§ AIM
Images must not appear in your copy; reproduce every other part of the records exactly.

§ ENTRIES SUPPLIED
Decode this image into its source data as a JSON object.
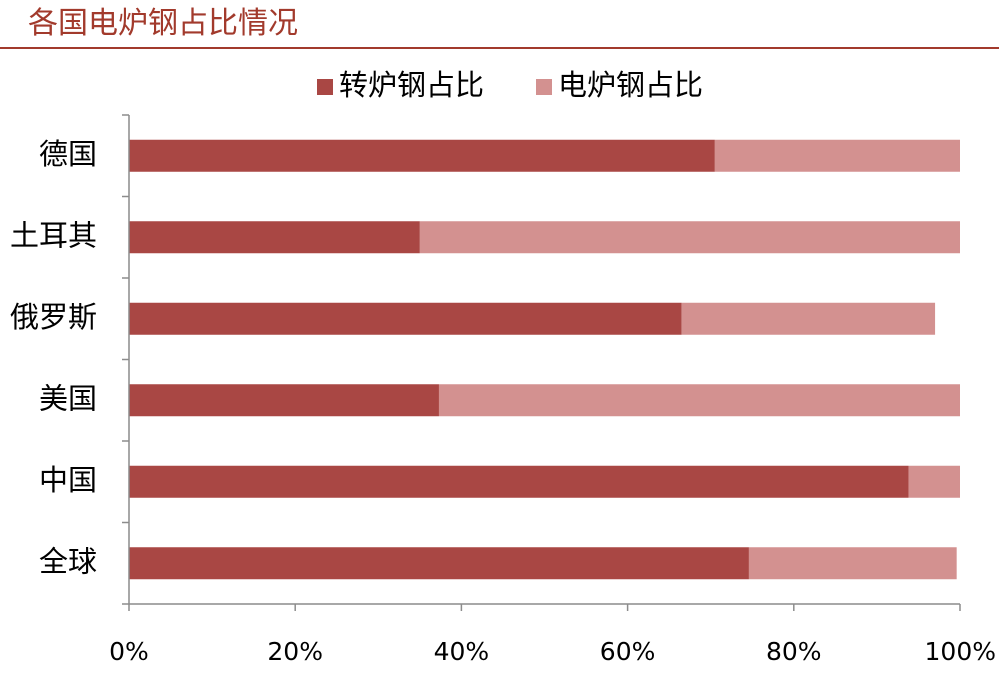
{
  "header": {
    "title": "各国电炉钢占比情况"
  },
  "chart_data": {
    "type": "bar",
    "orientation": "horizontal",
    "stacked": true,
    "categories": [
      "德国",
      "土耳其",
      "俄罗斯",
      "美国",
      "中国",
      "全球"
    ],
    "series": [
      {
        "name": "转炉钢占比",
        "color": "#a94744",
        "values": [
          70.5,
          35,
          66.5,
          37.3,
          93.8,
          74.6
        ]
      },
      {
        "name": "电炉钢占比",
        "color": "#d39190",
        "values": [
          29.5,
          65,
          30.5,
          62.7,
          6.2,
          25
        ]
      }
    ],
    "xlim": [
      0,
      100
    ],
    "xticks": [
      "0%",
      "20%",
      "40%",
      "60%",
      "80%",
      "100%"
    ],
    "xlabel": "",
    "ylabel": "",
    "grid": false,
    "legend": "top"
  }
}
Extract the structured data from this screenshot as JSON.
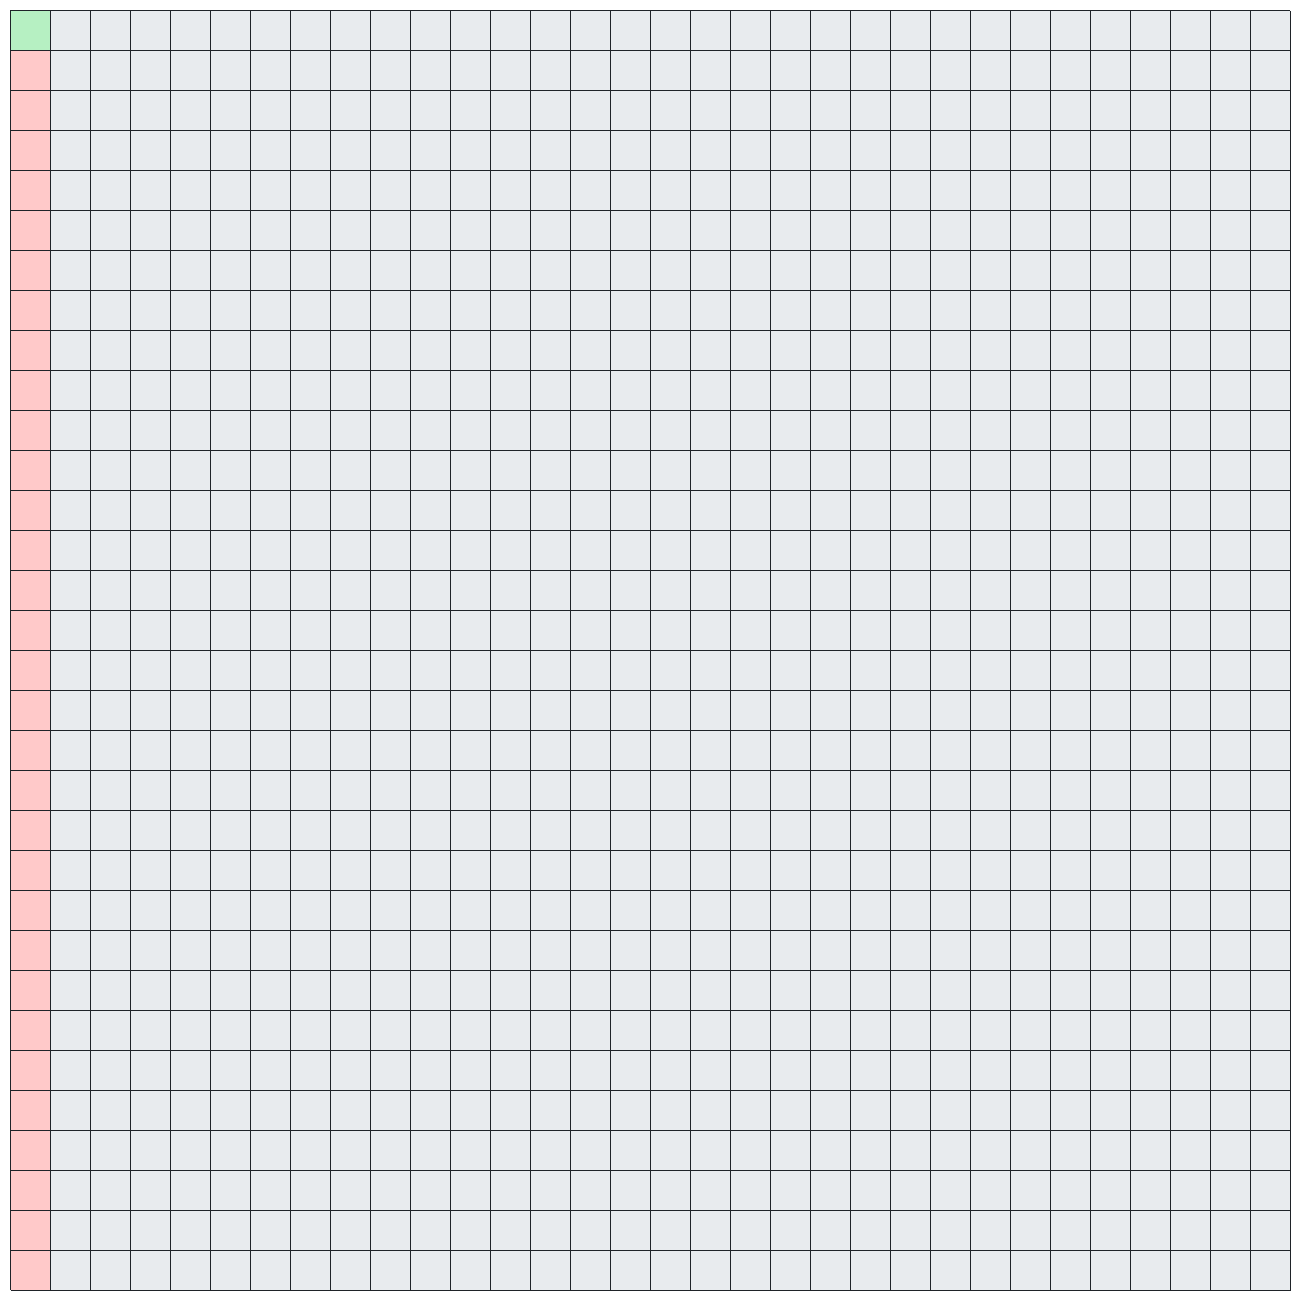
{
  "board": {
    "rows": 32,
    "cols": 32,
    "colors": {
      "empty": "#e8ebee",
      "start": "#b6f0c2",
      "blocked": "#ffc9c9",
      "grid_line": "#1f2328"
    },
    "cells": {
      "start": [
        [
          0,
          0
        ]
      ],
      "blocked_column": 0,
      "blocked_rows_from": 1
    }
  }
}
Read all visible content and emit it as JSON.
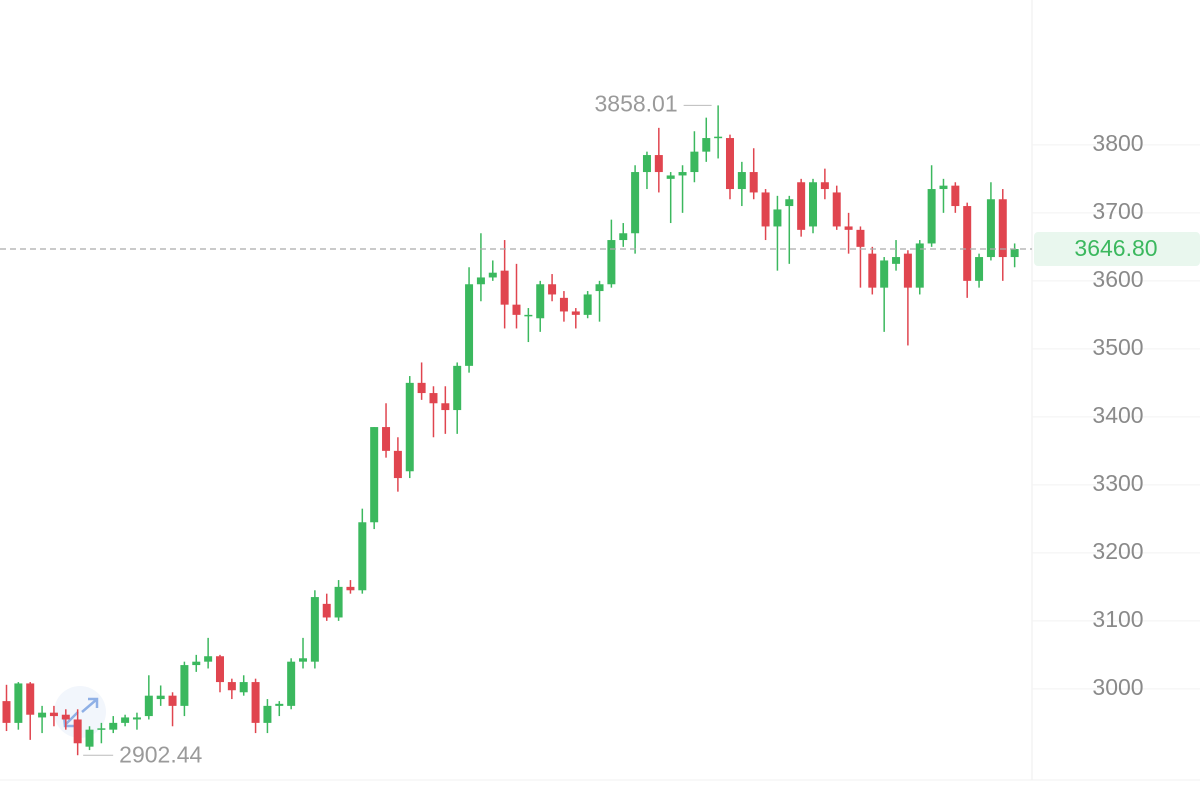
{
  "chart_data": {
    "type": "candlestick",
    "up_color": "#3bb85e",
    "down_color": "#e0454f",
    "ylim": [
      2866,
      4013
    ],
    "yticks": [
      3000,
      3100,
      3200,
      3300,
      3400,
      3500,
      3600,
      3700,
      3800
    ],
    "last_price": {
      "value": 3646.8,
      "label": "3646.80"
    },
    "max_marker": 3858.01,
    "min_marker": 2902.44,
    "open": [
      2982,
      2950,
      3008,
      2958,
      2965,
      2962,
      2955,
      2915,
      2940,
      2940,
      2950,
      2955,
      2960,
      2985,
      2990,
      2975,
      3035,
      3040,
      3048,
      3010,
      2995,
      3010,
      2950,
      2975,
      2975,
      3040,
      3040,
      3125,
      3105,
      3150,
      3145,
      3245,
      3385,
      3350,
      3320,
      3450,
      3435,
      3420,
      3410,
      3475,
      3595,
      3605,
      3615,
      3565,
      3550,
      3545,
      3595,
      3575,
      3555,
      3550,
      3585,
      3595,
      3660,
      3670,
      3760,
      3785,
      3750,
      3755,
      3760,
      3790,
      3810,
      3810,
      3735,
      3760,
      3730,
      3680,
      3710,
      3745,
      3680,
      3745,
      3730,
      3680,
      3675,
      3640,
      3590,
      3625,
      3640,
      3590,
      3655,
      3735,
      3740,
      3710,
      3600,
      3635,
      3720,
      3635
    ],
    "high": [
      3006,
      3010,
      3010,
      2975,
      2975,
      2970,
      2970,
      2945,
      2950,
      2960,
      2962,
      2965,
      3020,
      3005,
      2995,
      3040,
      3050,
      3075,
      3050,
      3015,
      3020,
      3015,
      2985,
      2982,
      3045,
      3075,
      3145,
      3140,
      3160,
      3160,
      3265,
      3385,
      3420,
      3370,
      3460,
      3480,
      3445,
      3445,
      3480,
      3620,
      3670,
      3630,
      3660,
      3625,
      3560,
      3600,
      3610,
      3585,
      3560,
      3585,
      3600,
      3690,
      3685,
      3770,
      3790,
      3825,
      3760,
      3770,
      3820,
      3840,
      3858.01,
      3815,
      3775,
      3795,
      3735,
      3725,
      3725,
      3750,
      3750,
      3765,
      3740,
      3700,
      3680,
      3650,
      3635,
      3660,
      3645,
      3660,
      3770,
      3750,
      3745,
      3715,
      3640,
      3745,
      3735,
      3655
    ],
    "low": [
      2938,
      2940,
      2925,
      2935,
      2945,
      2940,
      2902.44,
      2910,
      2920,
      2935,
      2945,
      2940,
      2955,
      2975,
      2945,
      2960,
      3025,
      3030,
      2995,
      2985,
      2990,
      2935,
      2935,
      2960,
      2970,
      3030,
      3030,
      3100,
      3100,
      3140,
      3140,
      3235,
      3340,
      3290,
      3310,
      3425,
      3370,
      3375,
      3375,
      3465,
      3570,
      3600,
      3530,
      3530,
      3510,
      3525,
      3570,
      3540,
      3530,
      3545,
      3540,
      3590,
      3650,
      3640,
      3735,
      3730,
      3685,
      3700,
      3745,
      3775,
      3780,
      3720,
      3710,
      3720,
      3660,
      3615,
      3625,
      3665,
      3670,
      3720,
      3675,
      3640,
      3590,
      3580,
      3525,
      3615,
      3505,
      3580,
      3650,
      3700,
      3700,
      3575,
      3590,
      3630,
      3600,
      3620
    ],
    "close": [
      2950,
      3008,
      2962,
      2965,
      2960,
      2955,
      2920,
      2940,
      2942,
      2950,
      2958,
      2958,
      2990,
      2990,
      2975,
      3035,
      3040,
      3048,
      3010,
      2998,
      3010,
      2950,
      2975,
      2978,
      3040,
      3045,
      3135,
      3105,
      3150,
      3145,
      3245,
      3385,
      3350,
      3310,
      3450,
      3435,
      3420,
      3410,
      3475,
      3595,
      3605,
      3612,
      3565,
      3550,
      3550,
      3595,
      3580,
      3555,
      3550,
      3580,
      3595,
      3660,
      3670,
      3760,
      3785,
      3760,
      3755,
      3760,
      3790,
      3810,
      3812,
      3735,
      3760,
      3730,
      3680,
      3705,
      3720,
      3675,
      3745,
      3735,
      3680,
      3675,
      3650,
      3590,
      3630,
      3635,
      3590,
      3655,
      3735,
      3740,
      3710,
      3600,
      3635,
      3720,
      3635,
      3646.8
    ]
  }
}
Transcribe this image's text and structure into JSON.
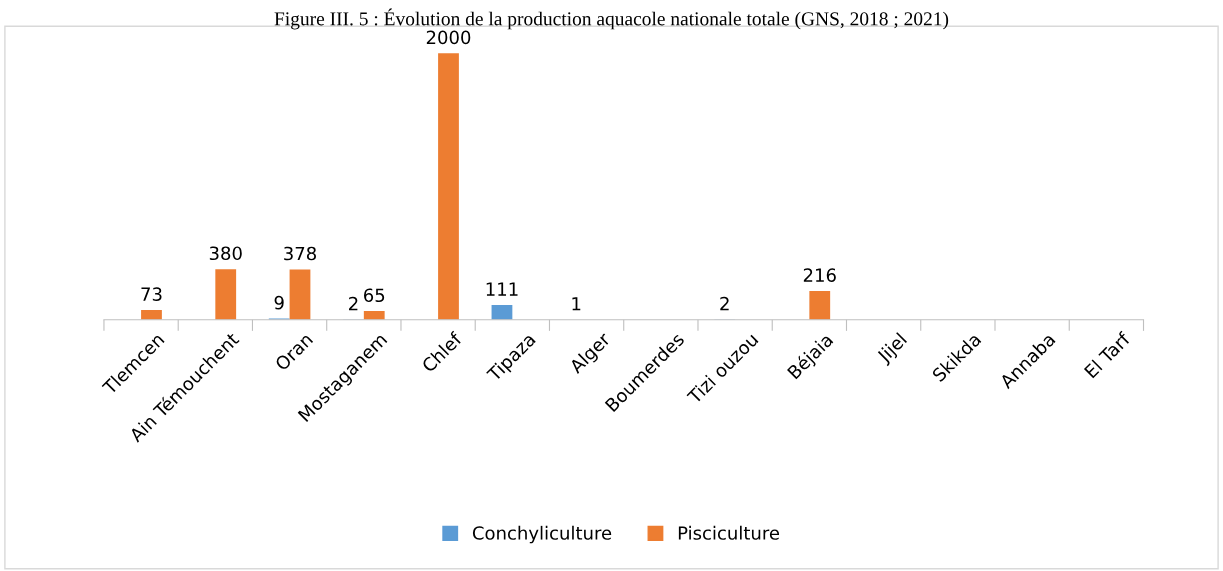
{
  "chart_data": {
    "type": "bar",
    "title": "Figure III. 5 : Évolution de la production aquacole nationale totale (GNS, 2018 ; 2021)",
    "categories": [
      "Tlemcen",
      "Ain Témouchent",
      "Oran",
      "Mostaganem",
      "Chlef",
      "Tipaza",
      "Alger",
      "Boumerdes",
      "Tizi ouzou",
      "Béjaia",
      "Jijel",
      "Skikda",
      "Annaba",
      "El Tarf"
    ],
    "series": [
      {
        "name": "Conchyliculture",
        "color": "#5b9bd5",
        "values": [
          null,
          null,
          9,
          2,
          null,
          111,
          1,
          null,
          2,
          null,
          null,
          null,
          null,
          null
        ]
      },
      {
        "name": "Pisciculture",
        "color": "#ed7d31",
        "values": [
          73,
          380,
          378,
          65,
          2000,
          null,
          null,
          null,
          null,
          216,
          null,
          null,
          null,
          null
        ]
      }
    ],
    "data_labels": true,
    "legend": "bottom",
    "grid": false
  }
}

§ FINISHED ANSWER
Decode this image into its source data as a JSON object.
{
  "header": {
    "title": "各国电炉钢占比情况"
  },
  "chart_data": {
    "type": "bar",
    "orientation": "horizontal",
    "stacked": true,
    "categories": [
      "德国",
      "土耳其",
      "俄罗斯",
      "美国",
      "中国",
      "全球"
    ],
    "series": [
      {
        "name": "转炉钢占比",
        "color": "#a94744",
        "values": [
          70.5,
          35,
          66.5,
          37.3,
          93.8,
          74.6
        ]
      },
      {
        "name": "电炉钢占比",
        "color": "#d39190",
        "values": [
          29.5,
          65,
          30.5,
          62.7,
          6.2,
          25
        ]
      }
    ],
    "xlim": [
      0,
      100
    ],
    "xticks": [
      "0%",
      "20%",
      "40%",
      "60%",
      "80%",
      "100%"
    ],
    "xlabel": "",
    "ylabel": "",
    "grid": false,
    "legend": "top"
  }
}
Extract the structured data from this screenshot as JSON.
{
  "board": {
    "rows": 32,
    "cols": 32,
    "colors": {
      "empty": "#e8ebee",
      "start": "#b6f0c2",
      "blocked": "#ffc9c9",
      "grid_line": "#1f2328"
    },
    "cells": {
      "start": [
        [
          0,
          0
        ]
      ],
      "blocked_column": 0,
      "blocked_rows_from": 1
    }
  }
}
Read all visible content and emit it as JSON.
{
  "chart_data": {
    "type": "candlestick",
    "up_color": "#3bb85e",
    "down_color": "#e0454f",
    "ylim": [
      2866,
      4013
    ],
    "yticks": [
      3000,
      3100,
      3200,
      3300,
      3400,
      3500,
      3600,
      3700,
      3800
    ],
    "last_price": {
      "value": 3646.8,
      "label": "3646.80"
    },
    "max_marker": 3858.01,
    "min_marker": 2902.44,
    "open": [
      2982,
      2950,
      3008,
      2958,
      2965,
      2962,
      2955,
      2915,
      2940,
      2940,
      2950,
      2955,
      2960,
      2985,
      2990,
      2975,
      3035,
      3040,
      3048,
      3010,
      2995,
      3010,
      2950,
      2975,
      2975,
      3040,
      3040,
      3125,
      3105,
      3150,
      3145,
      3245,
      3385,
      3350,
      3320,
      3450,
      3435,
      3420,
      3410,
      3475,
      3595,
      3605,
      3615,
      3565,
      3550,
      3545,
      3595,
      3575,
      3555,
      3550,
      3585,
      3595,
      3660,
      3670,
      3760,
      3785,
      3750,
      3755,
      3760,
      3790,
      3810,
      3810,
      3735,
      3760,
      3730,
      3680,
      3710,
      3745,
      3680,
      3745,
      3730,
      3680,
      3675,
      3640,
      3590,
      3625,
      3640,
      3590,
      3655,
      3735,
      3740,
      3710,
      3600,
      3635,
      3720,
      3635
    ],
    "high": [
      3006,
      3010,
      3010,
      2975,
      2975,
      2970,
      2970,
      2945,
      2950,
      2960,
      2962,
      2965,
      3020,
      3005,
      2995,
      3040,
      3050,
      3075,
      3050,
      3015,
      3020,
      3015,
      2985,
      2982,
      3045,
      3075,
      3145,
      3140,
      3160,
      3160,
      3265,
      3385,
      3420,
      3370,
      3460,
      3480,
      3445,
      3445,
      3480,
      3620,
      3670,
      3630,
      3660,
      3625,
      3560,
      3600,
      3610,
      3585,
      3560,
      3585,
      3600,
      3690,
      3685,
      3770,
      3790,
      3825,
      3760,
      3770,
      3820,
      3840,
      3858.01,
      3815,
      3775,
      3795,
      3735,
      3725,
      3725,
      3750,
      3750,
      3765,
      3740,
      3700,
      3680,
      3650,
      3635,
      3660,
      3645,
      3660,
      3770,
      3750,
      3745,
      3715,
      3640,
      3745,
      3735,
      3655
    ],
    "low": [
      2938,
      2940,
      2925,
      2935,
      2945,
      2940,
      2902.44,
      2910,
      2920,
      2935,
      2945,
      2940,
      2955,
      2975,
      2945,
      2960,
      3025,
      3030,
      2995,
      2985,
      2990,
      2935,
      2935,
      2960,
      2970,
      3030,
      3030,
      3100,
      3100,
      3140,
      3140,
      3235,
      3340,
      3290,
      3310,
      3425,
      3370,
      3375,
      3375,
      3465,
      3570,
      3600,
      3530,
      3530,
      3510,
      3525,
      3570,
      3540,
      3530,
      3545,
      3540,
      3590,
      3650,
      3640,
      3735,
      3730,
      3685,
      3700,
      3745,
      3775,
      3780,
      3720,
      3710,
      3720,
      3660,
      3615,
      3625,
      3665,
      3670,
      3720,
      3675,
      3640,
      3590,
      3580,
      3525,
      3615,
      3505,
      3580,
      3650,
      3700,
      3700,
      3575,
      3590,
      3630,
      3600,
      3620
    ],
    "close": [
      2950,
      3008,
      2962,
      2965,
      2960,
      2955,
      2920,
      2940,
      2942,
      2950,
      2958,
      2958,
      2990,
      2990,
      2975,
      3035,
      3040,
      3048,
      3010,
      2998,
      3010,
      2950,
      2975,
      2978,
      3040,
      3045,
      3135,
      3105,
      3150,
      3145,
      3245,
      3385,
      3350,
      3310,
      3450,
      3435,
      3420,
      3410,
      3475,
      3595,
      3605,
      3612,
      3565,
      3550,
      3550,
      3595,
      3580,
      3555,
      3550,
      3580,
      3595,
      3660,
      3670,
      3760,
      3785,
      3760,
      3755,
      3760,
      3790,
      3810,
      3812,
      3735,
      3760,
      3730,
      3680,
      3705,
      3720,
      3675,
      3745,
      3735,
      3680,
      3675,
      3650,
      3590,
      3630,
      3635,
      3590,
      3655,
      3735,
      3740,
      3710,
      3600,
      3635,
      3720,
      3635,
      3646.8
    ]
  }
}
Transcribe this image's text and structure into JSON.
{
  "chart_data": {
    "type": "bar",
    "title": "Figure III. 5 : Évolution de la production aquacole nationale totale (GNS, 2018 ; 2021)",
    "categories": [
      "Tlemcen",
      "Ain Témouchent",
      "Oran",
      "Mostaganem",
      "Chlef",
      "Tipaza",
      "Alger",
      "Boumerdes",
      "Tizi ouzou",
      "Béjaia",
      "Jijel",
      "Skikda",
      "Annaba",
      "El Tarf"
    ],
    "series": [
      {
        "name": "Conchyliculture",
        "color": "#5b9bd5",
        "values": [
          null,
          null,
          9,
          2,
          null,
          111,
          1,
          null,
          2,
          null,
          null,
          null,
          null,
          null
        ]
      },
      {
        "name": "Pisciculture",
        "color": "#ed7d31",
        "values": [
          73,
          380,
          378,
          65,
          2000,
          null,
          null,
          null,
          null,
          216,
          null,
          null,
          null,
          null
        ]
      }
    ],
    "data_labels": true,
    "legend": "bottom",
    "grid": false
  }
}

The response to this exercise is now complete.